__Requirement__:
Identify the lines that contain the word "title", then copy them.

Stored entries
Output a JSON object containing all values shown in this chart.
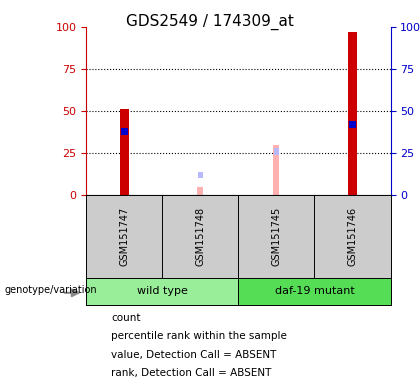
{
  "title": "GDS2549 / 174309_at",
  "samples": [
    "GSM151747",
    "GSM151748",
    "GSM151745",
    "GSM151746"
  ],
  "count_values": [
    51,
    0,
    0,
    97
  ],
  "percentile_values": [
    38,
    0,
    0,
    42
  ],
  "absent_value_values": [
    0,
    5,
    30,
    0
  ],
  "absent_rank_values": [
    0,
    12,
    26,
    0
  ],
  "present": [
    true,
    false,
    false,
    true
  ],
  "bar_width": 0.12,
  "absent_bar_width": 0.08,
  "ylim": [
    0,
    100
  ],
  "left_tick_color": "#cc0000",
  "right_tick_color": "#0000cc",
  "bg_color": "#ffffff",
  "sample_bg_color": "#cccccc",
  "group1_color": "#99ee99",
  "group2_color": "#55dd55",
  "group1_label": "wild type",
  "group2_label": "daf-19 mutant",
  "geno_label": "genotype/variation",
  "legend_items": [
    {
      "label": "count",
      "color": "#cc0000"
    },
    {
      "label": "percentile rank within the sample",
      "color": "#0000cc"
    },
    {
      "label": "value, Detection Call = ABSENT",
      "color": "#ffb0b0"
    },
    {
      "label": "rank, Detection Call = ABSENT",
      "color": "#b8b8ff"
    }
  ],
  "yticks": [
    0,
    25,
    50,
    75,
    100
  ],
  "grid_lines": [
    25,
    50,
    75
  ]
}
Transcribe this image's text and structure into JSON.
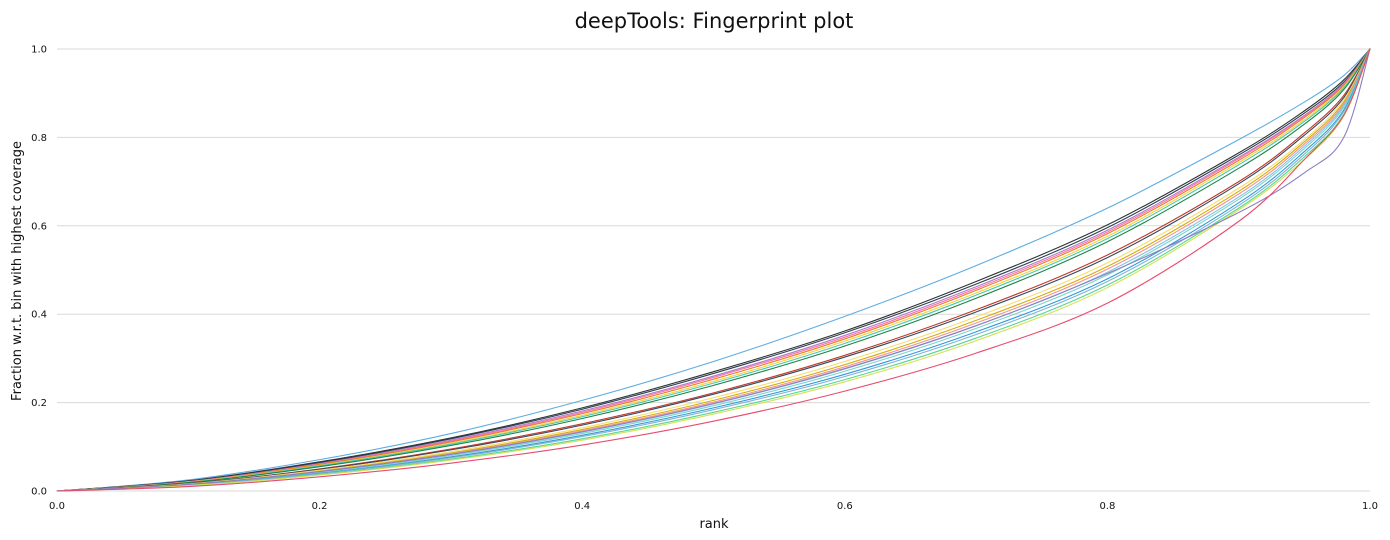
{
  "chart_data": {
    "type": "line",
    "title": "deepTools: Fingerprint plot",
    "xlabel": "rank",
    "ylabel": "Fraction w.r.t. bin with highest coverage",
    "xlim": [
      0,
      1
    ],
    "ylim": [
      0,
      1
    ],
    "xticks": [
      "0.0",
      "0.2",
      "0.4",
      "0.6",
      "0.8",
      "1.0"
    ],
    "yticks": [
      "0.0",
      "0.2",
      "0.4",
      "0.6",
      "0.8",
      "1.0"
    ],
    "grid": "horizontal",
    "x": [
      0.0,
      0.1,
      0.2,
      0.3,
      0.4,
      0.5,
      0.6,
      0.7,
      0.8,
      0.9,
      0.95,
      0.98,
      1.0
    ],
    "series": [
      {
        "color": "#5dade2",
        "values": [
          0.0,
          0.025,
          0.071,
          0.13,
          0.205,
          0.293,
          0.395,
          0.51,
          0.64,
          0.795,
          0.88,
          0.94,
          1.0
        ]
      },
      {
        "color": "#2d3436",
        "values": [
          0.0,
          0.023,
          0.066,
          0.12,
          0.188,
          0.27,
          0.362,
          0.474,
          0.602,
          0.765,
          0.86,
          0.93,
          1.0
        ]
      },
      {
        "color": "#2c3e50",
        "values": [
          0.0,
          0.022,
          0.064,
          0.118,
          0.185,
          0.266,
          0.358,
          0.468,
          0.596,
          0.76,
          0.855,
          0.925,
          1.0
        ]
      },
      {
        "color": "#af7ac5",
        "values": [
          0.0,
          0.021,
          0.062,
          0.115,
          0.181,
          0.26,
          0.352,
          0.462,
          0.59,
          0.755,
          0.85,
          0.922,
          1.0
        ]
      },
      {
        "color": "#ff6fae",
        "values": [
          0.0,
          0.021,
          0.061,
          0.113,
          0.178,
          0.257,
          0.348,
          0.458,
          0.586,
          0.752,
          0.848,
          0.92,
          1.0
        ]
      },
      {
        "color": "#e67e22",
        "values": [
          0.0,
          0.02,
          0.06,
          0.111,
          0.175,
          0.253,
          0.344,
          0.454,
          0.582,
          0.748,
          0.845,
          0.918,
          1.0
        ]
      },
      {
        "color": "#f4d03f",
        "values": [
          0.0,
          0.02,
          0.058,
          0.108,
          0.171,
          0.248,
          0.339,
          0.448,
          0.576,
          0.743,
          0.84,
          0.915,
          1.0
        ]
      },
      {
        "color": "#48c9b0",
        "values": [
          0.0,
          0.019,
          0.057,
          0.106,
          0.168,
          0.244,
          0.334,
          0.443,
          0.571,
          0.738,
          0.836,
          0.912,
          1.0
        ]
      },
      {
        "color": "#1e8449",
        "values": [
          0.0,
          0.019,
          0.055,
          0.103,
          0.164,
          0.239,
          0.328,
          0.436,
          0.564,
          0.73,
          0.83,
          0.908,
          1.0
        ]
      },
      {
        "color": "#c0392b",
        "values": [
          0.0,
          0.017,
          0.05,
          0.095,
          0.152,
          0.222,
          0.307,
          0.41,
          0.534,
          0.7,
          0.81,
          0.895,
          1.0
        ]
      },
      {
        "color": "#34495e",
        "values": [
          0.0,
          0.017,
          0.049,
          0.093,
          0.149,
          0.219,
          0.303,
          0.405,
          0.528,
          0.695,
          0.805,
          0.89,
          1.0
        ]
      },
      {
        "color": "#f7dc6f",
        "values": [
          0.0,
          0.016,
          0.047,
          0.089,
          0.143,
          0.211,
          0.293,
          0.394,
          0.516,
          0.685,
          0.795,
          0.885,
          1.0
        ]
      },
      {
        "color": "#d4ac0d",
        "values": [
          0.0,
          0.015,
          0.045,
          0.086,
          0.139,
          0.205,
          0.286,
          0.386,
          0.508,
          0.678,
          0.79,
          0.88,
          1.0
        ]
      },
      {
        "color": "#f1948a",
        "values": [
          0.0,
          0.015,
          0.044,
          0.084,
          0.136,
          0.201,
          0.281,
          0.38,
          0.502,
          0.672,
          0.785,
          0.876,
          1.0
        ]
      },
      {
        "color": "#85c1e9",
        "values": [
          0.0,
          0.014,
          0.043,
          0.082,
          0.133,
          0.197,
          0.276,
          0.374,
          0.495,
          0.665,
          0.78,
          0.872,
          1.0
        ]
      },
      {
        "color": "#76d7c4",
        "values": [
          0.0,
          0.014,
          0.042,
          0.08,
          0.13,
          0.193,
          0.271,
          0.368,
          0.489,
          0.66,
          0.775,
          0.868,
          1.0
        ]
      },
      {
        "color": "#3498db",
        "values": [
          0.0,
          0.013,
          0.04,
          0.077,
          0.126,
          0.188,
          0.264,
          0.36,
          0.48,
          0.652,
          0.768,
          0.862,
          1.0
        ]
      },
      {
        "color": "#7fb3d5",
        "values": [
          0.0,
          0.013,
          0.039,
          0.075,
          0.123,
          0.184,
          0.259,
          0.354,
          0.474,
          0.646,
          0.762,
          0.858,
          1.0
        ]
      },
      {
        "color": "#58d68d",
        "values": [
          0.0,
          0.012,
          0.037,
          0.072,
          0.118,
          0.178,
          0.252,
          0.346,
          0.466,
          0.64,
          0.756,
          0.852,
          1.0
        ]
      },
      {
        "color": "#d4e157",
        "values": [
          0.0,
          0.012,
          0.036,
          0.07,
          0.115,
          0.174,
          0.247,
          0.34,
          0.46,
          0.636,
          0.75,
          0.848,
          1.0
        ]
      },
      {
        "color": "#8e7cc3",
        "values": [
          0.0,
          0.015,
          0.044,
          0.083,
          0.134,
          0.198,
          0.277,
          0.374,
          0.492,
          0.63,
          0.72,
          0.8,
          1.0
        ]
      },
      {
        "color": "#e74c6f",
        "values": [
          0.0,
          0.01,
          0.032,
          0.063,
          0.104,
          0.158,
          0.226,
          0.312,
          0.425,
          0.61,
          0.75,
          0.85,
          1.0
        ]
      }
    ]
  }
}
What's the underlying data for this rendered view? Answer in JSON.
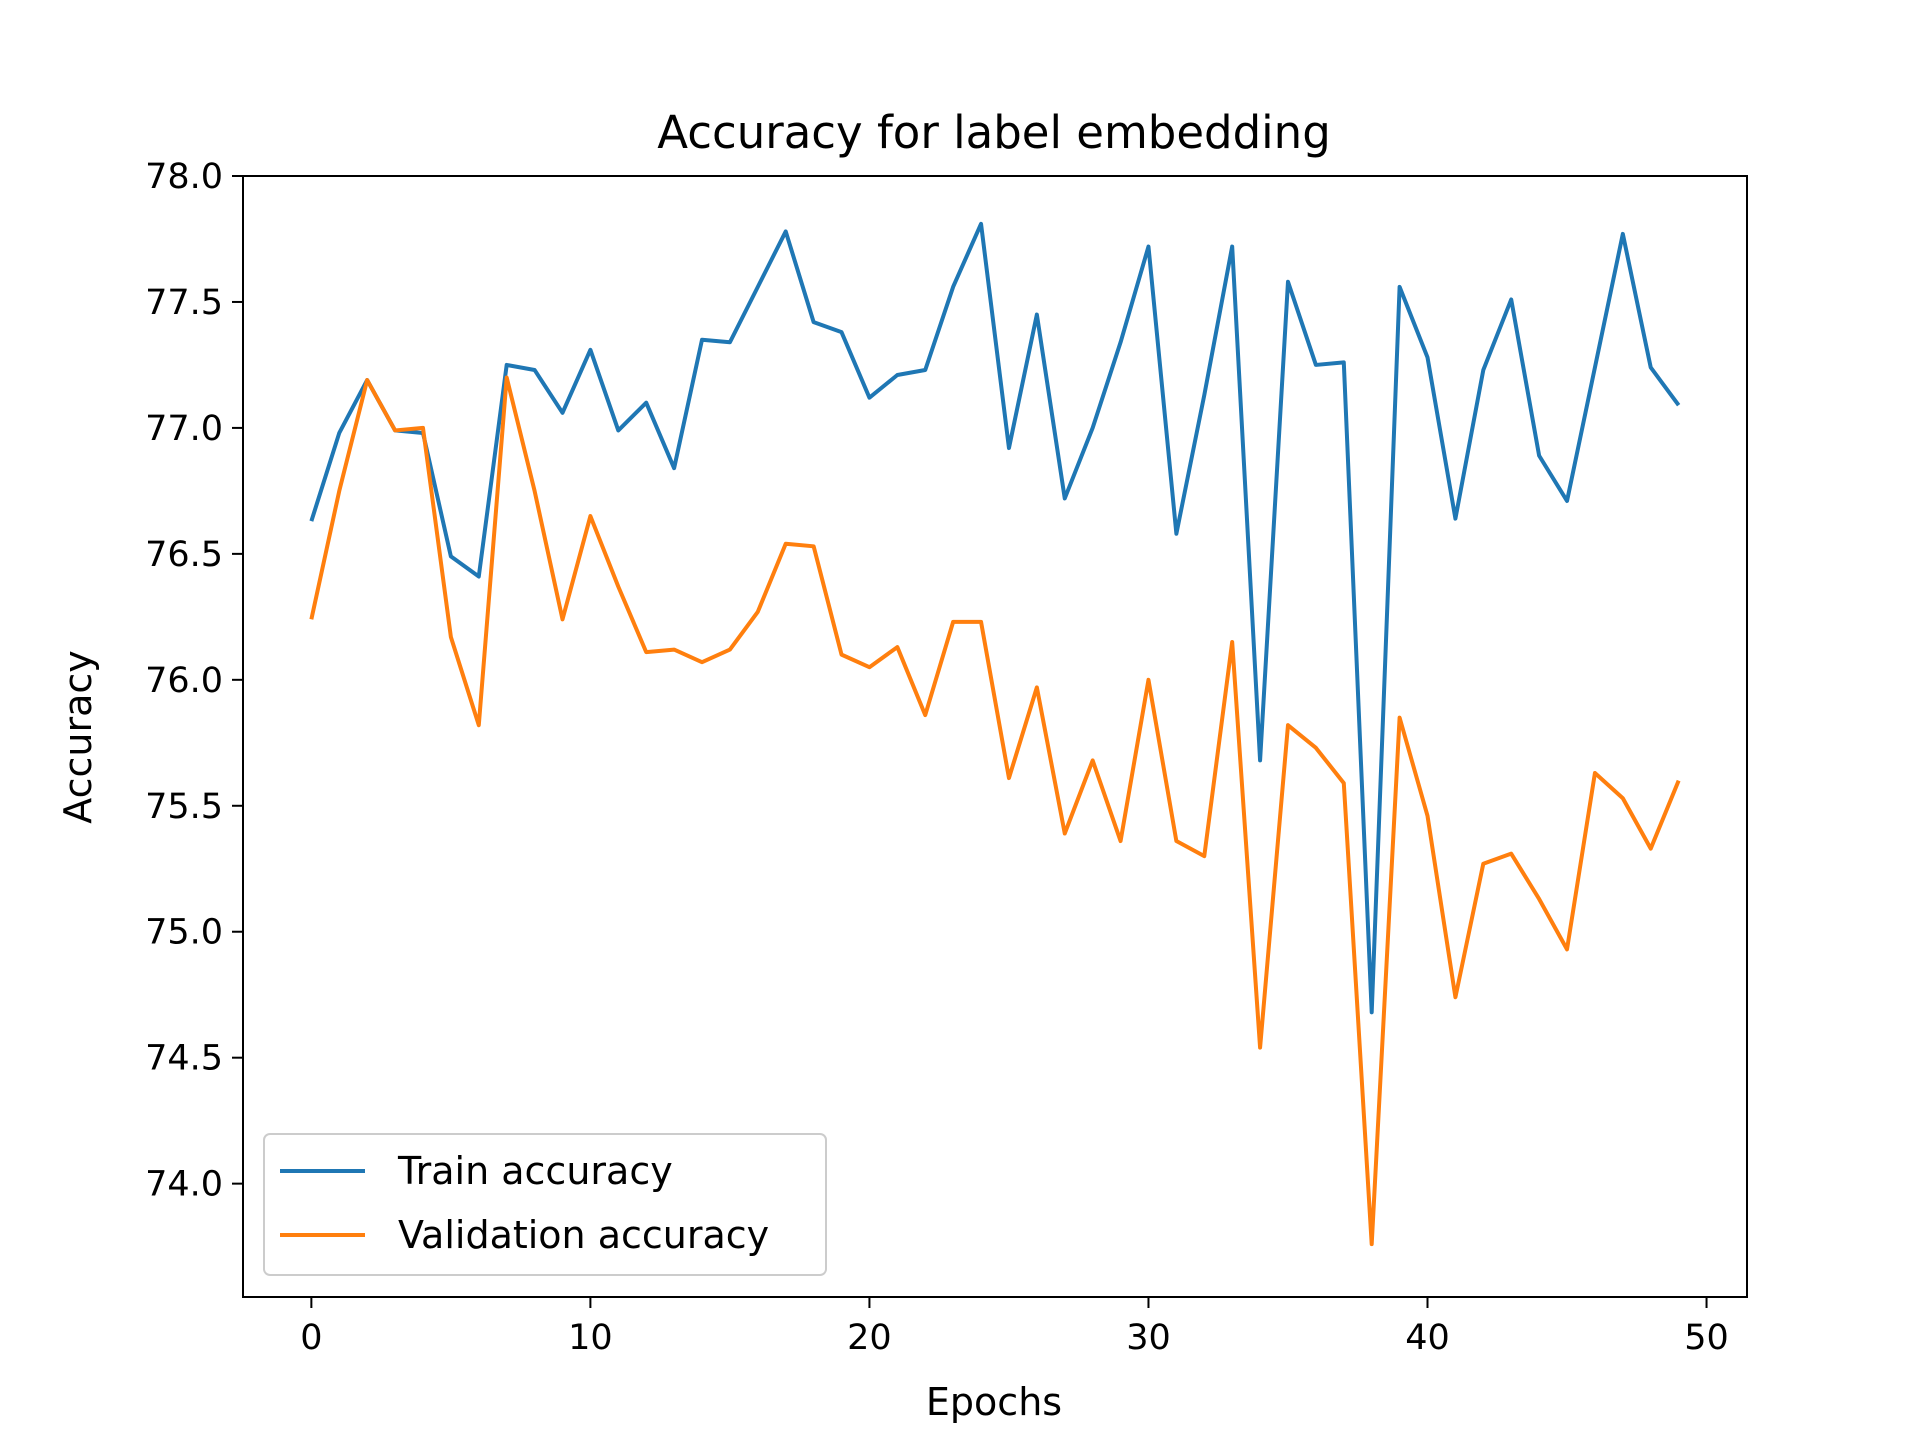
{
  "chart_data": {
    "type": "line",
    "title": "Accuracy for label embedding",
    "xlabel": "Epochs",
    "ylabel": "Accuracy",
    "xlim": [
      -2.45,
      51.45
    ],
    "ylim": [
      73.55,
      78.0
    ],
    "x_ticks": [
      0,
      10,
      20,
      30,
      40,
      50
    ],
    "y_ticks": [
      74.0,
      74.5,
      75.0,
      75.5,
      76.0,
      76.5,
      77.0,
      77.5,
      78.0
    ],
    "x_tick_labels": [
      "0",
      "10",
      "20",
      "30",
      "40",
      "50"
    ],
    "y_tick_labels": [
      "74.0",
      "74.5",
      "75.0",
      "75.5",
      "76.0",
      "76.5",
      "77.0",
      "77.5",
      "78.0"
    ],
    "grid": false,
    "legend_position": "lower-left",
    "x": [
      0,
      1,
      2,
      3,
      4,
      5,
      6,
      7,
      8,
      9,
      10,
      11,
      12,
      13,
      14,
      15,
      16,
      17,
      18,
      19,
      20,
      21,
      22,
      23,
      24,
      25,
      26,
      27,
      28,
      29,
      30,
      31,
      32,
      33,
      34,
      35,
      36,
      37,
      38,
      39,
      40,
      41,
      42,
      43,
      44,
      45,
      46,
      47,
      48,
      49
    ],
    "series": [
      {
        "name": "Train accuracy",
        "color": "#1f77b4",
        "values": [
          76.63,
          76.98,
          77.19,
          76.99,
          76.98,
          76.49,
          76.41,
          77.25,
          77.23,
          77.06,
          77.31,
          76.99,
          77.1,
          76.84,
          77.35,
          77.34,
          77.56,
          77.78,
          77.42,
          77.38,
          77.12,
          77.21,
          77.23,
          77.56,
          77.81,
          76.92,
          77.45,
          76.72,
          77.0,
          77.34,
          77.72,
          76.58,
          77.13,
          77.72,
          75.68,
          77.58,
          77.25,
          77.26,
          74.68,
          77.56,
          77.28,
          76.64,
          77.23,
          77.51,
          76.89,
          76.71,
          77.24,
          77.77,
          77.24,
          77.09
        ]
      },
      {
        "name": "Validation accuracy",
        "color": "#ff7f0e",
        "values": [
          76.24,
          76.75,
          77.19,
          76.99,
          77.0,
          76.17,
          75.82,
          77.2,
          76.75,
          76.24,
          76.65,
          76.37,
          76.11,
          76.12,
          76.07,
          76.12,
          76.27,
          76.54,
          76.53,
          76.1,
          76.05,
          76.13,
          75.86,
          76.23,
          76.23,
          75.61,
          75.97,
          75.39,
          75.68,
          75.36,
          76.0,
          75.36,
          75.3,
          76.15,
          74.54,
          75.82,
          75.73,
          75.59,
          73.76,
          75.85,
          75.46,
          74.74,
          75.27,
          75.31,
          75.13,
          74.93,
          75.63,
          75.53,
          75.33,
          75.6
        ]
      }
    ]
  }
}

__Full answer__:
  "title": "GDS2549 / 174309_at",
    "title": "deepTools: Fingerprint plot",
    "title": "Accuracy for label embedding",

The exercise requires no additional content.